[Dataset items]

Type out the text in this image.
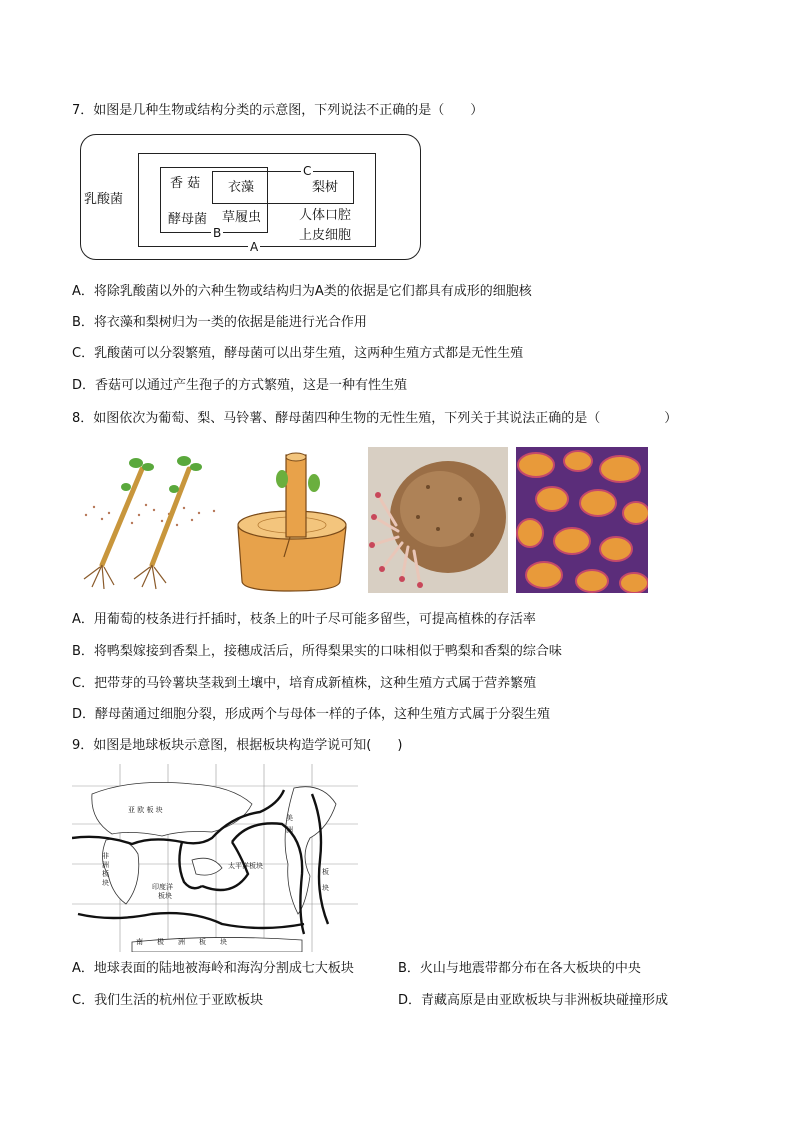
7．如图是几种生物或结构分类的示意图，下列说法不正确的是（　　）
乳酸菌
香 菇 衣藻	梨树
酵母菌 草履虫	人体口腔
上皮细胞
A
B
C
A．将除乳酸菌以外的六种生物或结构归为A类的依据是它们都具有成形的细胞核
B．将衣藻和梨树归为一类的依据是能进行光合作用
C．乳酸菌可以分裂繁殖，酵母菌可以出芽生殖，这两种生殖方式都是无性生殖
D．香菇可以通过产生孢子的方式繁殖，这是一种有性生殖
8．如图依次为葡萄、梨、马铃薯、酵母菌四种生物的无性生殖，下列关于其说法正确的是（	）
A．用葡萄的枝条进行扦插时，枝条上的叶子尽可能多留些，可提高植株的存活率
B．将鸭梨嫁接到香梨上，接穗成活后，所得梨果实的口味相似于鸭梨和香梨的综合味
C．把带芽的马铃薯块茎栽到土壤中，培育成新植株，这种生殖方式属于营养繁殖
D．酵母菌通过细胞分裂，形成两个与母体一样的子体，这种生殖方式属于分裂生殖
9．如图是地球板块示意图，根据板块构造学说可知(　　)
亚 欧 板 块
非
洲
板
块	印度洋
板块
太平洋板块
美
洲
板
块
南　　极　　洲　　板　　块
A．地球表面的陆地被海岭和海沟分割成七大板块	B．火山与地震带都分布在各大板块的中央
C．我们生活的杭州位于亚欧板块	D．青藏高原是由亚欧板块与非洲板块碰撞形成
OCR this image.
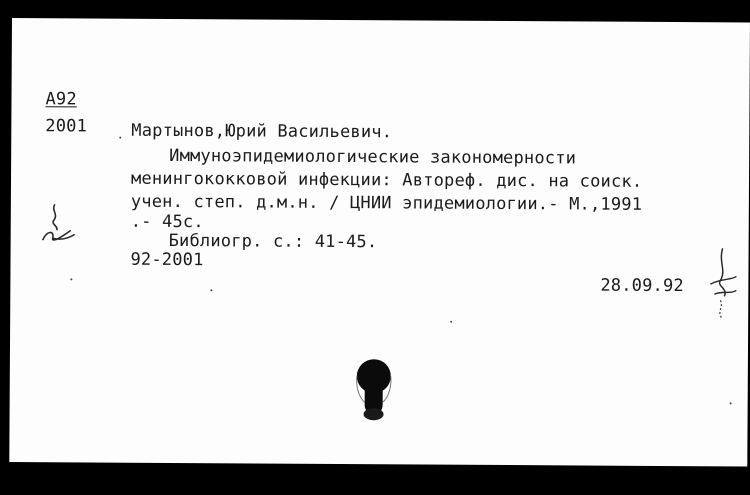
A92
2001	Мартынов,Юрий Васильевич.
Иммуноэпидемиологические закономерности
менингококковой инфекции: Автореф. дис. на соиск.
учен. степ. д.м.н. / ЦНИИ эпидемиологии.- М.,1991
.- 45с.
Библиогр. с.: 41-45.
92-2001
28.09.92
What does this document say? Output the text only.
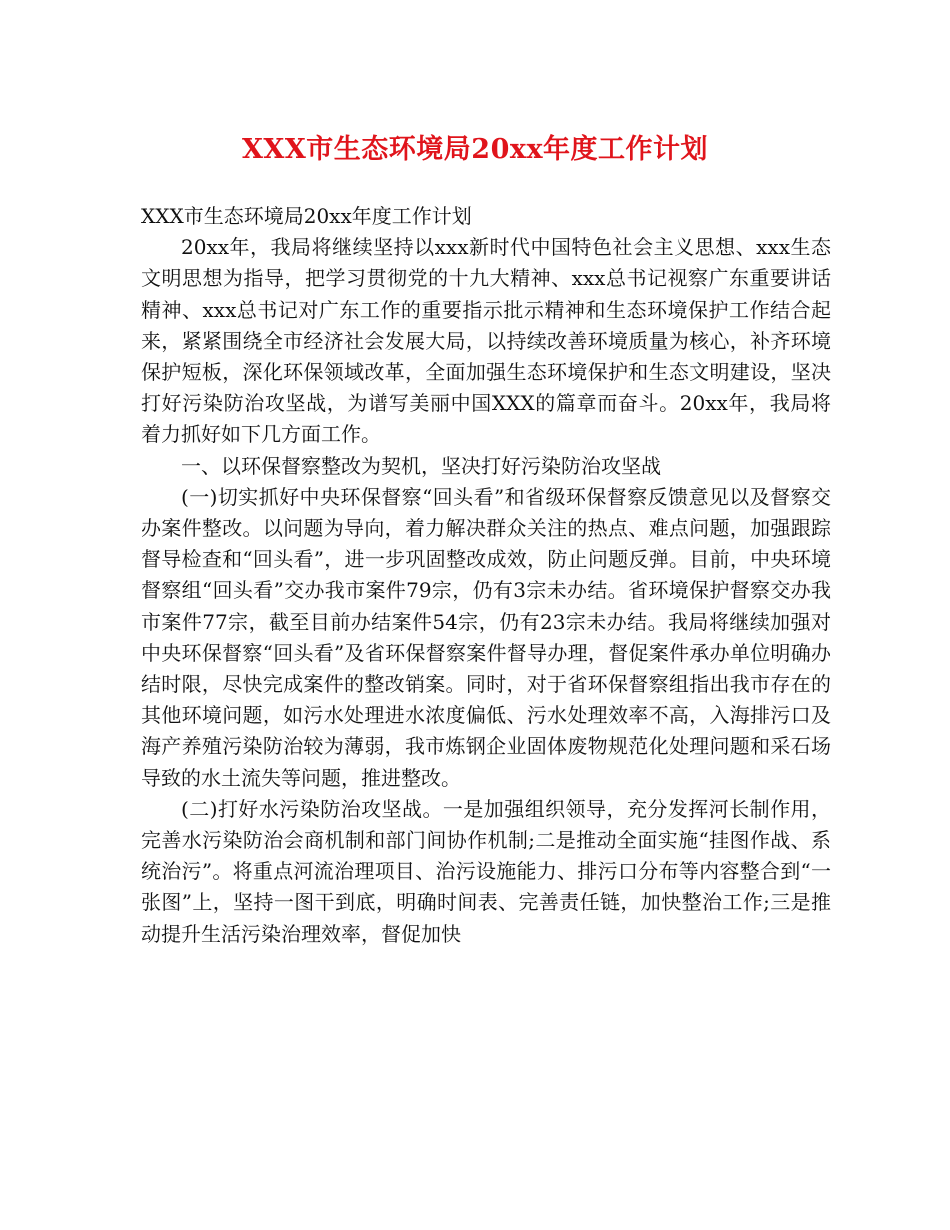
XXX市生态环境局20xx年度工作计划

XXX市生态环境局20xx年度工作计划

20xx年，我局将继续坚持以xxx新时代中国特色社会主义思想、xxx生态文明思想为指导，把学习贯彻党的十九大精神、xxx总书记视察广东重要讲话精神、xxx总书记对广东工作的重要指示批示精神和生态环境保护工作结合起来，紧紧围绕全市经济社会发展大局，以持续改善环境质量为核心，补齐环境保护短板，深化环保领域改革，全面加强生态环境保护和生态文明建设，坚决打好污染防治攻坚战，为谱写美丽中国XXX的篇章而奋斗。20xx年，我局将着力抓好如下几方面工作。

一、以环保督察整改为契机，坚决打好污染防治攻坚战

(一)切实抓好中央环保督察“回头看”和省级环保督察反馈意见以及督察交办案件整改。以问题为导向，着力解决群众关注的热点、难点问题，加强跟踪督导检查和“回头看”，进一步巩固整改成效，防止问题反弹。目前，中央环境督察组“回头看”交办我市案件79宗，仍有3宗未办结。省环境保护督察交办我市案件77宗，截至目前办结案件54宗，仍有23宗未办结。我局将继续加强对中央环保督察“回头看”及省环保督察案件督导办理，督促案件承办单位明确办结时限，尽快完成案件的整改销案。同时，对于省环保督察组指出我市存在的其他环境问题，如污水处理进水浓度偏低、污水处理效率不高，入海排污口及海产养殖污染防治较为薄弱，我市炼钢企业固体废物规范化处理问题和采石场导致的水土流失等问题，推进整改。

(二)打好水污染防治攻坚战。一是加强组织领导，充分发挥河长制作用，完善水污染防治会商机制和部门间协作机制;二是推动全面实施“挂图作战、系统治污”。将重点河流治理项目、治污设施能力、排污口分布等内容整合到“一张图”上，坚持一图干到底，明确时间表、完善责任链，加快整治工作;三是推动提升生活污染治理效率，督促加快
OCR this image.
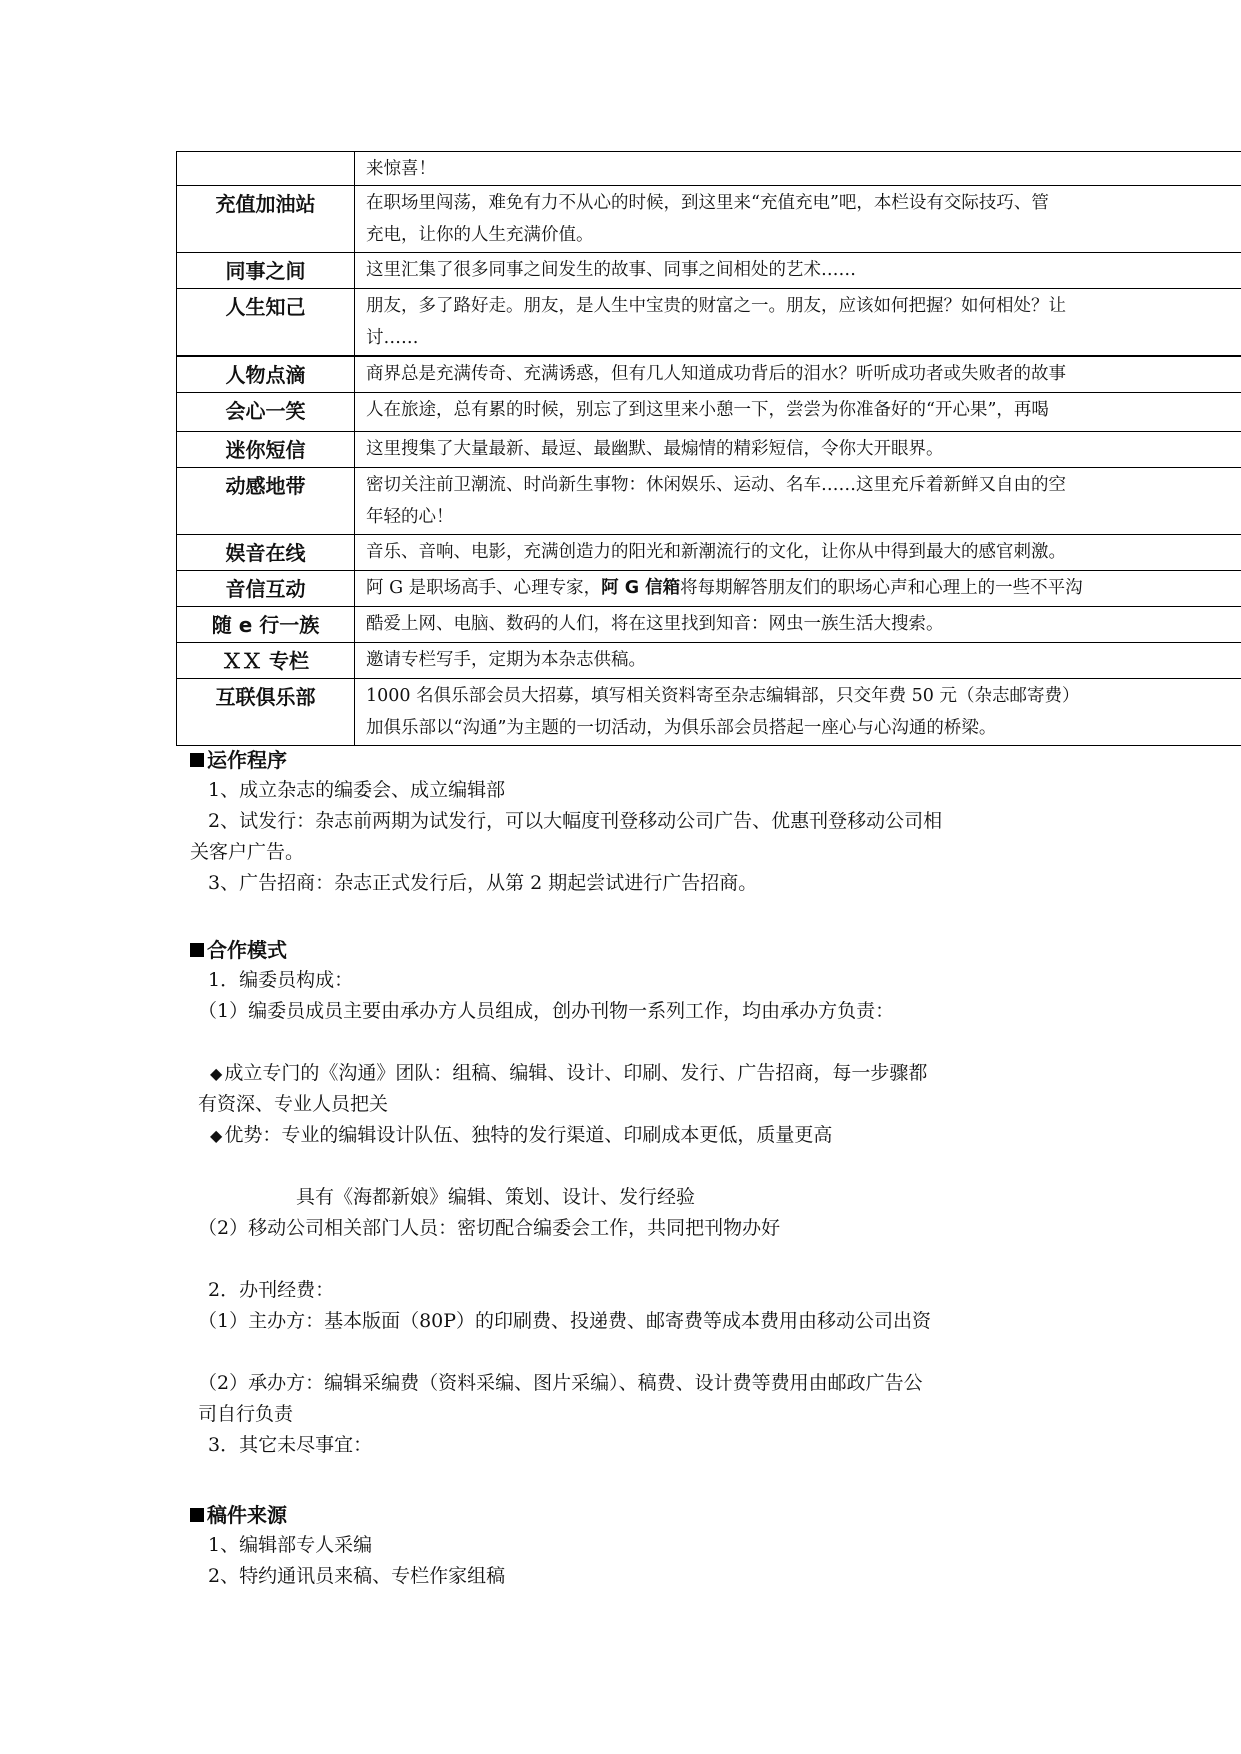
	来惊喜！

充值加油站	在职场里闯荡，难免有力不从心的时候，到这里来“充值充电”吧，本栏设有交际技巧、管
充电，让你的人生充满价值。

同事之间	这里汇集了很多同事之间发生的故事、同事之间相处的艺术……

人生知己	朋友，多了路好走。朋友，是人生中宝贵的财富之一。朋友，应该如何把握？如何相处？让
讨……

人物点滴	商界总是充满传奇、充满诱惑，但有几人知道成功背后的泪水？听听成功者或失败者的故事

会心一笑	人在旅途，总有累的时候，别忘了到这里来小憩一下，尝尝为你准备好的“开心果”，再喝

迷你短信	这里搜集了大量最新、最逗、最幽默、最煽情的精彩短信，令你大开眼界。

动感地带	密切关注前卫潮流、时尚新生事物：休闲娱乐、运动、名车……这里充斥着新鲜又自由的空
年轻的心！

娱音在线	音乐、音响、电影，充满创造力的阳光和新潮流行的文化，让你从中得到最大的感官刺激。

音信互动	阿 G 是职场高手、心理专家，阿 G 信箱将每期解答朋友们的职场心声和心理上的一些不平沟

随 e 行一族	酷爱上网、电脑、数码的人们，将在这里找到知音：网虫一族生活大搜索。

ＸＸ 专栏	邀请专栏写手，定期为本杂志供稿。

互联俱乐部	1000 名俱乐部会员大招募，填写相关资料寄至杂志编辑部，只交年费 50 元（杂志邮寄费）
加俱乐部以“沟通”为主题的一切活动，为俱乐部会员搭起一座心与心沟通的桥梁。
运作程序
1、成立杂志的编委会、成立编辑部
2、试发行：杂志前两期为试发行，可以大幅度刊登移动公司广告、优惠刊登移动公司相
关客户广告。
3、广告招商：杂志正式发行后，从第 2 期起尝试进行广告招商。
合作模式
1．编委员构成：
（1）编委员成员主要由承办方人员组成，创办刊物一系列工作，均由承办方负责：
◆ 成立专门的《沟通》团队：组稿、编辑、设计、印刷、发行、广告招商，每一步骤都
有资深、专业人员把关
◆ 优势：专业的编辑设计队伍、独特的发行渠道、印刷成本更低，质量更高
具有《海都新娘》编辑、策划、设计、发行经验
（2）移动公司相关部门人员：密切配合编委会工作，共同把刊物办好
2．办刊经费：
（1）主办方：基本版面（80P）的印刷费、投递费、邮寄费等成本费用由移动公司出资
（2）承办方：编辑采编费（资料采编、图片采编）、稿费、设计费等费用由邮政广告公
司自行负责
3．其它未尽事宜：
稿件来源
1、编辑部专人采编
2、特约通讯员来稿、专栏作家组稿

• **Written problem**
Pick out the lines that include the word "坚决打好污染防治攻坚战" and write them out.

• **Answer in full**
20xx年，我局将继续坚持以xxx新时代中国特色社会主义思想、xxx生态文明思想为指导，把学习贯彻党的十九大精神、xxx总书记视察广东重要讲话精神、xxx总书记对广东工作的重要指示批示精神和生态环境保护工作结合起来，紧紧围绕全市经济社会发展大局，以持续改善环境质量为核心，补齐环境保护短板，深化环保领域改革，全面加强生态环境保护和生态文明建设，坚决打好污染防治攻坚战，为谱写美丽中国XXX的篇章而奋斗。20xx年，我局将着力抓好如下几方面工作。
一、以环保督察整改为契机，坚决打好污染防治攻坚战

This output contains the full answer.